### EXCERPTED TEXT

** begin **

Each fixture button on the your board controls a set of DMX addresses (channels) that is 16 adresses for each fixture so DMX 1 for fixture 1, DMX 17 for Fixtrue 2 and DMX 33 is for fixture 3 and so on....

So when you push the fixture button 1 you talk only that goup of fixture adressed to DMX 1, so you move the sliders and things happen to those fixtures 
The COLORstrip ONLY use 4 slider while in the fixture buttom mode.
Slider 1 controls- how the COLORstrips funtions so depending the postion of the changes the funtion of the other sliders.
so getting the manual for the lights will help you alot


----------



## coldnorth57 (Dec 16, 2010)

DMX channels 2, 3 and 4 functions are determined by the current settings of channel 1. For example, while Channel 1 is set between 210 and 219 the following conditions will apply;
 Channel 2 will control the Red LEDs
 Channel 3 will control the Green LEDs
 Channel 4 will control the Blue LEDs


----------



## cyrax037 (Dec 17, 2010)

Thanks. Alot of that is going way over my head, but I do have the manual for the lights aswell, so I will give it a once over, see if I can make sense of it. 

I do greatly appreciate all the help! Out of 3 boards, this is the only one to give any replies.


----------

** end **

### STORED DATA
** begin **

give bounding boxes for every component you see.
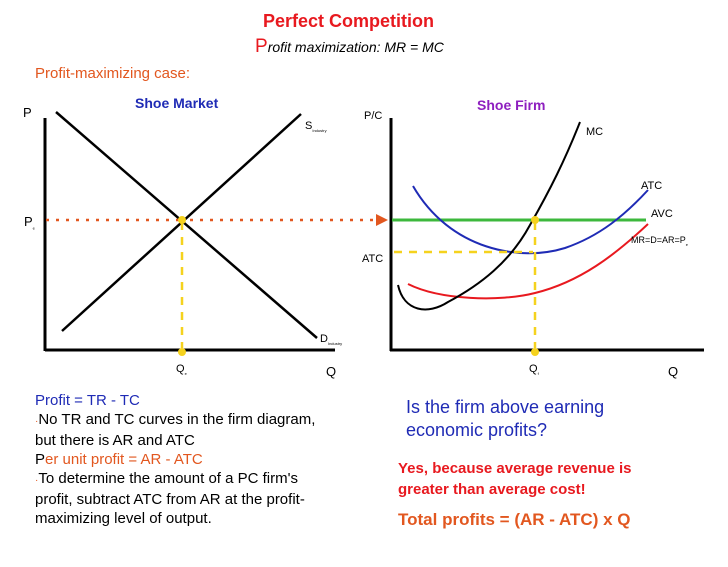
firm-qty-label: Qf bbox=[529, 363, 539, 376]
firm-qty-letter: Q bbox=[529, 363, 538, 375]
mr-sub: e bbox=[685, 241, 689, 247]
question-block: Is the firm above earning economic profi… bbox=[406, 396, 604, 442]
mr-text: MR=D=AR=P bbox=[631, 235, 686, 245]
case-label: Profit-maximizing case: bbox=[35, 65, 191, 82]
answer-line-1: Yes, because average revenue is bbox=[398, 460, 632, 477]
firm-quantity-point bbox=[531, 348, 539, 356]
mc-curve bbox=[397, 121, 581, 311]
market-q-axis-label: Q bbox=[326, 364, 337, 379]
profit-max-point bbox=[531, 216, 539, 224]
firm-pc-axis-label: P/C bbox=[364, 110, 383, 122]
market-qty-label: Qe bbox=[176, 363, 187, 376]
firm-q-axis-label: Q bbox=[668, 364, 679, 379]
price-transfer-arrowhead bbox=[376, 214, 388, 226]
market-price-sub: e bbox=[32, 225, 35, 231]
firm-qty-sub: f bbox=[537, 371, 539, 377]
demand-label: DIndustry bbox=[320, 333, 342, 346]
demand-letter: D bbox=[320, 333, 328, 345]
bullet-dot: · bbox=[35, 416, 39, 427]
demand-sub: Industry bbox=[327, 341, 343, 347]
note-maximizing: maximizing level of output. bbox=[35, 510, 212, 527]
supply-label: SIndustry bbox=[305, 120, 327, 133]
firm-title: Shoe Firm bbox=[477, 97, 546, 113]
market-price-label: Pe bbox=[24, 214, 35, 231]
page-title: Perfect Competition bbox=[263, 11, 435, 31]
atc-curve bbox=[412, 185, 649, 255]
profit-formula: Profit = TR - TC bbox=[35, 392, 140, 409]
market-qty-letter: Q bbox=[176, 363, 185, 375]
demand-curve bbox=[55, 111, 318, 339]
note-no-tr-tc-text: No TR and TC curves in the firm diagram, bbox=[38, 411, 316, 428]
note-subtract: profit, subtract ATC from AR at the prof… bbox=[35, 491, 305, 508]
market-title: Shoe Market bbox=[135, 95, 219, 111]
answer-block: Yes, because average revenue is greater … bbox=[398, 458, 632, 500]
per-unit-initial: P bbox=[35, 451, 46, 468]
note-no-tr-tc: ·No TR and TC curves in the firm diagram… bbox=[35, 410, 315, 431]
note-ar-atc: but there is AR and ATC bbox=[35, 432, 195, 449]
bullet-dot: · bbox=[35, 475, 39, 486]
page-subtitle: Profit maximization: MR = MC bbox=[255, 36, 444, 58]
question-line-1: Is the firm above earning bbox=[406, 397, 605, 417]
market-price-letter: P bbox=[24, 214, 33, 229]
market-qty-sub: e bbox=[184, 371, 187, 377]
atc-level-label: ATC bbox=[362, 253, 384, 265]
answer-line-2: greater than average cost! bbox=[398, 481, 586, 498]
question-line-2: economic profits? bbox=[406, 420, 548, 440]
atc-curve-label: ATC bbox=[641, 180, 663, 192]
per-unit-rest: er unit profit = AR - ATC bbox=[45, 451, 203, 468]
avc-label: AVC bbox=[651, 208, 673, 220]
supply-sub: Industry bbox=[312, 128, 327, 134]
market-quantity-point bbox=[178, 348, 186, 356]
notes-block: Profit = TR - TC ·No TR and TC curves in… bbox=[35, 391, 315, 528]
market-p-axis-label: P bbox=[23, 105, 32, 120]
total-profits-formula: Total profits = (AR - ATC) x Q bbox=[398, 510, 631, 529]
per-unit-profit: Per unit profit = AR - ATC bbox=[35, 450, 315, 469]
equilibrium-point bbox=[178, 216, 186, 224]
avc-curve bbox=[407, 223, 649, 300]
subtitle-initial: P bbox=[255, 36, 268, 57]
note-determine: ·To determine the amount of a PC firm's bbox=[35, 469, 315, 490]
supply-letter: S bbox=[305, 120, 313, 132]
subtitle-rest: rofit maximization: MR = MC bbox=[267, 39, 444, 55]
note-determine-text: To determine the amount of a PC firm's bbox=[38, 470, 298, 487]
mr-label: MR=D=AR=Pe bbox=[631, 235, 688, 247]
mc-label: MC bbox=[586, 126, 604, 138]
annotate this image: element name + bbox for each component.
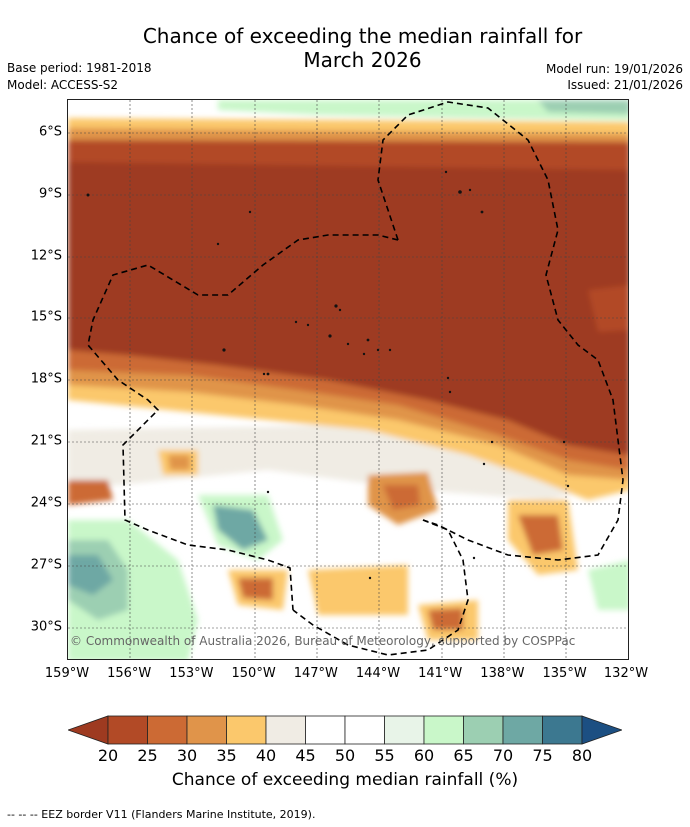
rainfall-map (67, 99, 629, 660)
copyright-text: © Commonwealth of Australia 2026, Bureau… (70, 634, 576, 648)
longitude-tick-label: 147°W (293, 666, 338, 681)
colorbar-tick-label: 80 (571, 746, 593, 765)
map-title: Chance of exceeding the median rainfall … (142, 24, 583, 72)
longitude-tick-label: 144°W (355, 666, 401, 681)
colorbar-tick-label: 20 (97, 746, 119, 765)
longitude-tick-label: 138°W (480, 666, 525, 681)
colorbar-tick-label: 55 (374, 746, 395, 765)
colorbar-tick-label: 35 (216, 746, 237, 765)
colorbar-segment (186, 715, 227, 745)
orange-blob-2-core (518, 515, 563, 555)
latitude-tick-label: 18°S (30, 371, 62, 387)
colorbar-tick-label: 70 (492, 746, 514, 765)
eez-border-east (377, 101, 624, 561)
colorbar-tick-label: 50 (334, 746, 356, 765)
base-period: Base period: 1981-2018 (7, 61, 152, 75)
longitude-tick-label: 159°W (44, 666, 90, 681)
colorbar-extend-high (581, 715, 624, 745)
colorbar-segment (226, 715, 267, 745)
longitude-tick-label: 132°W (603, 666, 649, 681)
latitude-tick-label: 12°S (30, 248, 62, 264)
colorbar-tick-label: 40 (255, 746, 277, 765)
dry-region-light-north (68, 140, 628, 170)
latitude-tick-label: 24°S (30, 495, 62, 511)
latitude-tick-label: 21°S (30, 433, 62, 449)
colorbar-segment (384, 715, 425, 745)
colorbar-segment (265, 715, 306, 745)
colorbar-tick-label: 75 (532, 746, 553, 765)
colorbar-tick-label: 45 (295, 746, 316, 765)
colorbar-segment (107, 715, 148, 745)
colorbar (66, 714, 624, 746)
longitude-tick-label: 141°W (418, 666, 463, 681)
colorbar-segment (502, 715, 543, 745)
longitude-tick-label: 150°W (231, 666, 276, 681)
latitude-tick-label: 27°S (30, 557, 62, 573)
green-region-east (588, 560, 628, 610)
latitude-tick-label: 9°S (38, 186, 62, 202)
teal-region-northeast (538, 100, 628, 114)
longitude-tick-label: 153°W (169, 666, 214, 681)
colorbar-tick-label: 30 (176, 746, 198, 765)
colorbar-segment (344, 715, 385, 745)
dry-region-patch-east (588, 285, 628, 332)
teal-dark-southwest (68, 555, 113, 595)
colorbar-tick-label: 65 (453, 746, 474, 765)
colorbar-segment (305, 715, 346, 745)
colorbar-tick-label: 60 (413, 746, 435, 765)
yellow-blob-4 (308, 565, 408, 615)
model-name: Model: ACCESS-S2 (7, 78, 119, 92)
eez-border-south (292, 519, 469, 656)
model-run: Model run: 19/01/2026 (545, 62, 683, 76)
orange-blob-3-core (238, 578, 273, 600)
issued-date: Issued: 21/01/2026 (567, 78, 683, 92)
latitude-tick-label: 6°S (38, 124, 62, 140)
orange-blob-5-core (428, 608, 463, 630)
colorbar-segment (542, 715, 583, 745)
longitude-tick-label: 135°W (542, 666, 587, 681)
eez-border-west (87, 234, 399, 611)
orange-blob-west (68, 480, 113, 505)
dry-region (68, 148, 628, 455)
colorbar-segment (147, 715, 188, 745)
longitude-tick-label: 156°W (107, 666, 152, 681)
teal-region-central (213, 505, 268, 550)
graticule (68, 100, 628, 659)
islands (86, 170, 570, 580)
colorbar-segment (423, 715, 464, 745)
colorbar-segment (463, 715, 504, 745)
latitude-tick-label: 30°S (30, 619, 62, 635)
colorbar-extend-low (66, 715, 109, 745)
colorbar-tick-label: 25 (137, 746, 158, 765)
latitude-tick-label: 15°S (30, 309, 62, 325)
orange-blob-6-core (168, 455, 190, 470)
footer-legend: -- -- -- EEZ border V11 (Flanders Marine… (7, 808, 316, 821)
colorbar-title: Chance of exceeding median rainfall (%) (171, 770, 519, 790)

** end **

In the DMX lighting thread, what does channel 3 control while channel 1 is set between 210 and 219?

### PROBLEM SOLUTION
The Green LEDs.